STATED EXERCISE: Extract every line of the listing below that contains the string "Bowls".

SOURCE RECORDS:
####################

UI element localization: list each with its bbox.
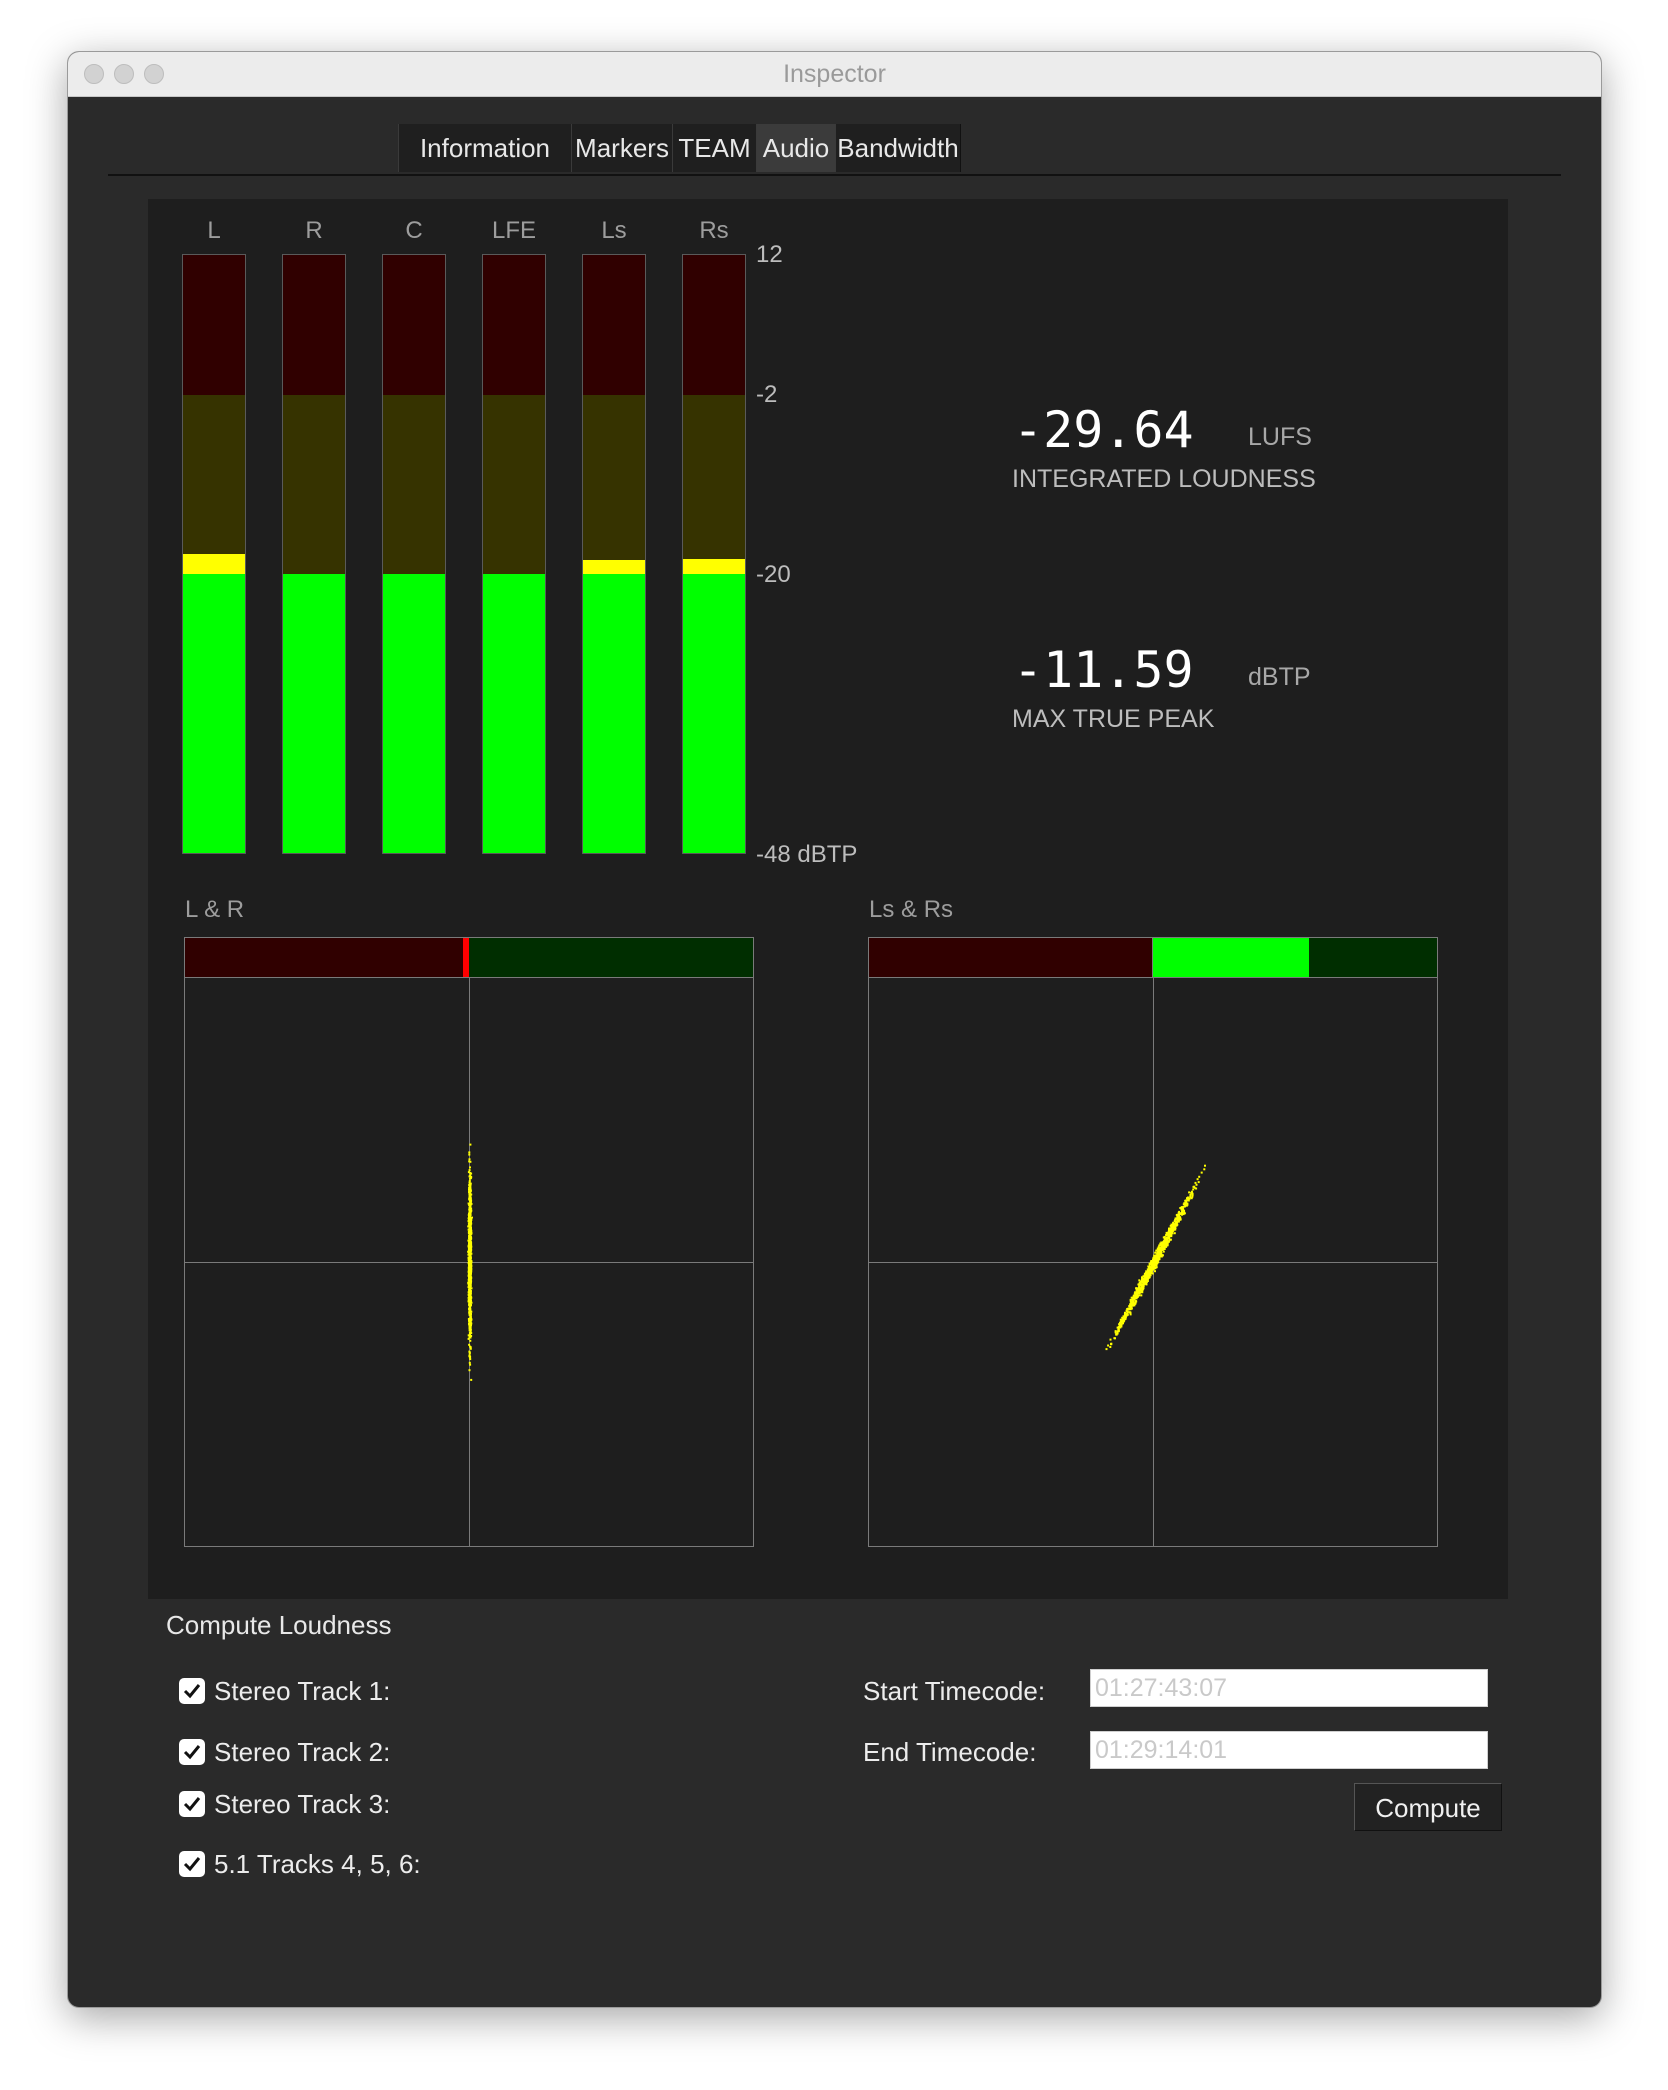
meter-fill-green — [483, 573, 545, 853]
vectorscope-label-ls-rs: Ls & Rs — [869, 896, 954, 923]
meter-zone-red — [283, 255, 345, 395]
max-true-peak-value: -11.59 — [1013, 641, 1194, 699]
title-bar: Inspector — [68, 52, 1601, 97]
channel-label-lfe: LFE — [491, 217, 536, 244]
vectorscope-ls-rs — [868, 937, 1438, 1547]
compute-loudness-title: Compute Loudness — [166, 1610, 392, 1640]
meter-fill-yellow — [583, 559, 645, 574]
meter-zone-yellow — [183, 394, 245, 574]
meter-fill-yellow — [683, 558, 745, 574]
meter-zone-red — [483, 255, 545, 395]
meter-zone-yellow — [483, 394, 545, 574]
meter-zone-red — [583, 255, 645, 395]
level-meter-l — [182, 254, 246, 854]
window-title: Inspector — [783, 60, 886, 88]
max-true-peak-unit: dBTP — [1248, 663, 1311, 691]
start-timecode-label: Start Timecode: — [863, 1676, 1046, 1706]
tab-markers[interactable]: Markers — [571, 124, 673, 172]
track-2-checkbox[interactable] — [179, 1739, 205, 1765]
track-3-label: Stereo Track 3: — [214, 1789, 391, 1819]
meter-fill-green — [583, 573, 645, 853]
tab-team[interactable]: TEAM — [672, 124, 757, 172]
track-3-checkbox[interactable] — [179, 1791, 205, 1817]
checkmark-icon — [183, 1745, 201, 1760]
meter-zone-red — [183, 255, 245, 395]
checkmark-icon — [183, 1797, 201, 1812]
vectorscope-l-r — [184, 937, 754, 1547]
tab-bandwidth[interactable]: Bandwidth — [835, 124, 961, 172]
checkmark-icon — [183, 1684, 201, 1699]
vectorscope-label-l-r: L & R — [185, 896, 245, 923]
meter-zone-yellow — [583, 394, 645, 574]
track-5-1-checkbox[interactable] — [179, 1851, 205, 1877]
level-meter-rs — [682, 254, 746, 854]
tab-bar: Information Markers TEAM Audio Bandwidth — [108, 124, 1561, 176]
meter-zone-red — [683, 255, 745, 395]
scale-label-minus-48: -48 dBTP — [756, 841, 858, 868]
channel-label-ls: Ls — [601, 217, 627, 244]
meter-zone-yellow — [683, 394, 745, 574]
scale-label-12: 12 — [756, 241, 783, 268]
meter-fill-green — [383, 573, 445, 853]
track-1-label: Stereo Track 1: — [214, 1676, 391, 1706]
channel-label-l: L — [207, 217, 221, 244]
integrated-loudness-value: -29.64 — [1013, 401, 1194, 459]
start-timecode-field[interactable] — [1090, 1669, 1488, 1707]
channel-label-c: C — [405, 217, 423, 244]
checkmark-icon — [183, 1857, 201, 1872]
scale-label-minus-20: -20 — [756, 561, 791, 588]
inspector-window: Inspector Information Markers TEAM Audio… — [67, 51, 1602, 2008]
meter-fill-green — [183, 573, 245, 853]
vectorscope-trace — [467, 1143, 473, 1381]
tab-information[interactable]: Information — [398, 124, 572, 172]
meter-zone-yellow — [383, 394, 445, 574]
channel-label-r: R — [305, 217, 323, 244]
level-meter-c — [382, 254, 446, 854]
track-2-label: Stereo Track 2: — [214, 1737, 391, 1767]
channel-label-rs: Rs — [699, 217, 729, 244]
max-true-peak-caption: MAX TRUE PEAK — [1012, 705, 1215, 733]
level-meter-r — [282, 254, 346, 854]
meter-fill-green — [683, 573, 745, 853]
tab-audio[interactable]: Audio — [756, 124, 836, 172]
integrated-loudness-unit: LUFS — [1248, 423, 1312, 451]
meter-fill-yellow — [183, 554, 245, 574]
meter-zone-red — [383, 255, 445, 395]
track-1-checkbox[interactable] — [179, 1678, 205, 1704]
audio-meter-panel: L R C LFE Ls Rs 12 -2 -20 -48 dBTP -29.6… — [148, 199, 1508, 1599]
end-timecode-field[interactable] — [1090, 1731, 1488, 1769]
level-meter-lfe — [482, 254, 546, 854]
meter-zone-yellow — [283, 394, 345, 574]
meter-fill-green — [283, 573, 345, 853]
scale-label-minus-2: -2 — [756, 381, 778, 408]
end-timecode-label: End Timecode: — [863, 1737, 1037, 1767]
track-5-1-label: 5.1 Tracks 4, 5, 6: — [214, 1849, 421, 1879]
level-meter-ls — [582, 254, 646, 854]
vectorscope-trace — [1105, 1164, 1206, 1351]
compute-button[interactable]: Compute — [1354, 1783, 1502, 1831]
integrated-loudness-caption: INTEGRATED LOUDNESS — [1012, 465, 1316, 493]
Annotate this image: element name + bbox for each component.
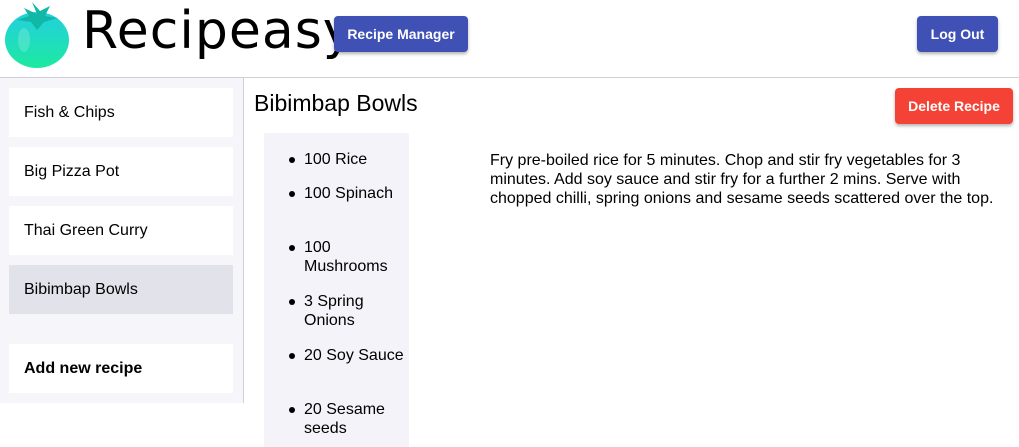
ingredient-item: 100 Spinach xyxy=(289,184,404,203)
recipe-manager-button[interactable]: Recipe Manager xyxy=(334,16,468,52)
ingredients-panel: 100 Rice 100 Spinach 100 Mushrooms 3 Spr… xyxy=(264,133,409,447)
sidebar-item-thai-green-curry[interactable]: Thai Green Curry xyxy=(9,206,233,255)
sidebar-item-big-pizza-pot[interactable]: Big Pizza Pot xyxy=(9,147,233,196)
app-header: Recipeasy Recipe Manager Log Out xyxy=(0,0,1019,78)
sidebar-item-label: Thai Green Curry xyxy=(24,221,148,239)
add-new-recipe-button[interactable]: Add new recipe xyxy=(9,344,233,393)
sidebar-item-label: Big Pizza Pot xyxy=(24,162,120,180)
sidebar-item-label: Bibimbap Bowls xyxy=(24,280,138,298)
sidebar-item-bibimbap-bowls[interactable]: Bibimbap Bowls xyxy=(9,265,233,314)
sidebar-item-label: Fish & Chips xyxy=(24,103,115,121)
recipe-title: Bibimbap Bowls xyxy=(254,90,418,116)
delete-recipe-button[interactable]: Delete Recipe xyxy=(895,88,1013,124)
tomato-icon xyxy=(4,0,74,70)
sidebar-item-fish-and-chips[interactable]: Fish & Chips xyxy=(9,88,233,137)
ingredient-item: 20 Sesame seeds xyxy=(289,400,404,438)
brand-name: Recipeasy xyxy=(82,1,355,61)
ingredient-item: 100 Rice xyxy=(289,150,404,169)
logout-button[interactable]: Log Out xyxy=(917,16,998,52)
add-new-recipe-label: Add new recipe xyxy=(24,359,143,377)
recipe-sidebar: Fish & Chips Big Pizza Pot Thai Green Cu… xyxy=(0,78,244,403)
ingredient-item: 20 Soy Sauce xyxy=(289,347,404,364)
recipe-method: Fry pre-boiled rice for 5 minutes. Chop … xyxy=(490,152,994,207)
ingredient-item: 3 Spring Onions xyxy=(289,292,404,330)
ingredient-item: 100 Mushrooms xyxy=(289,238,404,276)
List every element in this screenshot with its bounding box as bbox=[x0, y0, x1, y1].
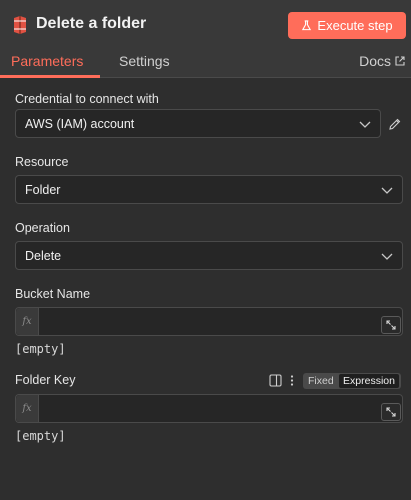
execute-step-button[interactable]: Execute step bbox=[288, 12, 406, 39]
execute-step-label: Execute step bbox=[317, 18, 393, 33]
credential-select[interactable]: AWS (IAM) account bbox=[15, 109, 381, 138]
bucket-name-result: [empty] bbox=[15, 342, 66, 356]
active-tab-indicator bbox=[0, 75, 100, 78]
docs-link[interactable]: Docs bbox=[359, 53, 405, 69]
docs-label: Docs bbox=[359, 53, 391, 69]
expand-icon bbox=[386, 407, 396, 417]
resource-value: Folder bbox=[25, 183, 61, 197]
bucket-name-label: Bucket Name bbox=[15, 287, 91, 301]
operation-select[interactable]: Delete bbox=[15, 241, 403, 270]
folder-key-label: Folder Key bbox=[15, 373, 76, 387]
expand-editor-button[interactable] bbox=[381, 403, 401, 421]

####################

WRITTEN RESPONSE:
sidebar-item-label: Bibimbap Bowls xyxy=(24,280,138,298)
sidebar-item-bibimbap-bowls[interactable]: Bibimbap Bowls xyxy=(9,265,233,314)
recipe-title: Bibimbap Bowls xyxy=(254,90,418,116)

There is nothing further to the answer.